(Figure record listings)
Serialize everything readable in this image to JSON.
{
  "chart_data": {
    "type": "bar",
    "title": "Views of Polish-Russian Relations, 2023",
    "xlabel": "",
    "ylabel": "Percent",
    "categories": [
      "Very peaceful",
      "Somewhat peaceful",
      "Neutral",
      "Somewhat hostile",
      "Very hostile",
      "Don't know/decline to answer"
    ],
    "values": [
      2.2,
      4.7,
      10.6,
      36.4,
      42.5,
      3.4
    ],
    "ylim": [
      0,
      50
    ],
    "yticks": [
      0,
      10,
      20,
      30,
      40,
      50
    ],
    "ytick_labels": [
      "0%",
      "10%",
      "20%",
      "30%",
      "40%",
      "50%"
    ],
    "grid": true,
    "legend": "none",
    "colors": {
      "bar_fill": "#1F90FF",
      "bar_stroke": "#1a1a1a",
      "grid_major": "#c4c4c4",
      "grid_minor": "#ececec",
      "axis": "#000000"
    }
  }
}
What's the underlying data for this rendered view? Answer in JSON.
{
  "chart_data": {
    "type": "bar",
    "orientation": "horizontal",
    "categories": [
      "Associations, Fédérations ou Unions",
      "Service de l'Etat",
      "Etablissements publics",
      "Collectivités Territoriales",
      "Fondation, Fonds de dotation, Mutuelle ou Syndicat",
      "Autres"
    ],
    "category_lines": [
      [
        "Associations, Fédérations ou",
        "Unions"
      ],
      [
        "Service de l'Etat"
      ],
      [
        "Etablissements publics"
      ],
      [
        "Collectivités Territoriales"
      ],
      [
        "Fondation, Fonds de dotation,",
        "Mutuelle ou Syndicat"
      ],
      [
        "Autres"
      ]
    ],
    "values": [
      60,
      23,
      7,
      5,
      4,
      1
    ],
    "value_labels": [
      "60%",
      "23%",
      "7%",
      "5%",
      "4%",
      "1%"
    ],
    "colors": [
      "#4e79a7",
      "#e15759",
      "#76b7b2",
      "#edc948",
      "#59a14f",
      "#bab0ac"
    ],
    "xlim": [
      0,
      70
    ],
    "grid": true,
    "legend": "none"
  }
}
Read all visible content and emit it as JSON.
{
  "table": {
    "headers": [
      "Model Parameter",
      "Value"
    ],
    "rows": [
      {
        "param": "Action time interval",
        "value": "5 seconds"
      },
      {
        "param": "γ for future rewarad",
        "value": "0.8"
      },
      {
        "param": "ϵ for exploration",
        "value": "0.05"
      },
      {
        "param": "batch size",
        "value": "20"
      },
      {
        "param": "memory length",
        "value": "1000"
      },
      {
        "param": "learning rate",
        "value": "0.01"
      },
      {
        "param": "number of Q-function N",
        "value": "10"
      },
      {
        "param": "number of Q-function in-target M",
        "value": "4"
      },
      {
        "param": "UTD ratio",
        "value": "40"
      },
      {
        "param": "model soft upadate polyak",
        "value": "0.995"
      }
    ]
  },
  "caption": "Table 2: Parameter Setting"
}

Set problem. Please return the data above exactly as given.

Completed exercise.
Serialize everything readable in this image to JSON.
{
  "chart_data": {
    "type": "bar",
    "title": "Views of Polish-Russian Relations, 2023",
    "xlabel": "",
    "ylabel": "Percent",
    "categories": [
      "Very peaceful",
      "Somewhat peaceful",
      "Neutral",
      "Somewhat hostile",
      "Very hostile",
      "Don't know/decline to answer"
    ],
    "values": [
      2.2,
      4.7,
      10.6,
      36.4,
      42.5,
      3.4
    ],
    "ylim": [
      0,
      50
    ],
    "yticks": [
      0,
      10,
      20,
      30,
      40,
      50
    ],
    "ytick_labels": [
      "0%",
      "10%",
      "20%",
      "30%",
      "40%",
      "50%"
    ],
    "grid": true,
    "legend": "none",
    "colors": {
      "bar_fill": "#1F90FF",
      "bar_stroke": "#1a1a1a",
      "grid_major": "#c4c4c4",
      "grid_minor": "#ececec",
      "axis": "#000000"
    }
  }
}
What's the underlying data for this rendered view? Answer in JSON.
{
  "chart_data": {
    "type": "bar",
    "orientation": "horizontal",
    "categories": [
      "Associations, Fédérations ou Unions",
      "Service de l'Etat",
      "Etablissements publics",
      "Collectivités Territoriales",
      "Fondation, Fonds de dotation, Mutuelle ou Syndicat",
      "Autres"
    ],
    "category_lines": [
      [
        "Associations, Fédérations ou",
        "Unions"
      ],
      [
        "Service de l'Etat"
      ],
      [
        "Etablissements publics"
      ],
      [
        "Collectivités Territoriales"
      ],
      [
        "Fondation, Fonds de dotation,",
        "Mutuelle ou Syndicat"
      ],
      [
        "Autres"
      ]
    ],
    "values": [
      60,
      23,
      7,
      5,
      4,
      1
    ],
    "value_labels": [
      "60%",
      "23%",
      "7%",
      "5%",
      "4%",
      "1%"
    ],
    "colors": [
      "#4e79a7",
      "#e15759",
      "#76b7b2",
      "#edc948",
      "#59a14f",
      "#bab0ac"
    ],
    "xlim": [
      0,
      70
    ],
    "grid": true,
    "legend": "none"
  }
}
Read all visible content and emit it as JSON.
{
  "table": {
    "headers": [
      "Model Parameter",
      "Value"
    ],
    "rows": [
      {
        "param": "Action time interval",
        "value": "5 seconds"
      },
      {
        "param": "γ for future rewarad",
        "value": "0.8"
      },
      {
        "param": "ϵ for exploration",
        "value": "0.05"
      },
      {
        "param": "batch size",
        "value": "20"
      },
      {
        "param": "memory length",
        "value": "1000"
      },
      {
        "param": "learning rate",
        "value": "0.01"
      },
      {
        "param": "number of Q-function N",
        "value": "10"
      },
      {
        "param": "number of Q-function in-target M",
        "value": "4"
      },
      {
        "param": "UTD ratio",
        "value": "40"
      },
      {
        "param": "model soft upadate polyak",
        "value": "0.995"
      }
    ]
  },
  "caption": "Table 2: Parameter Setting"
}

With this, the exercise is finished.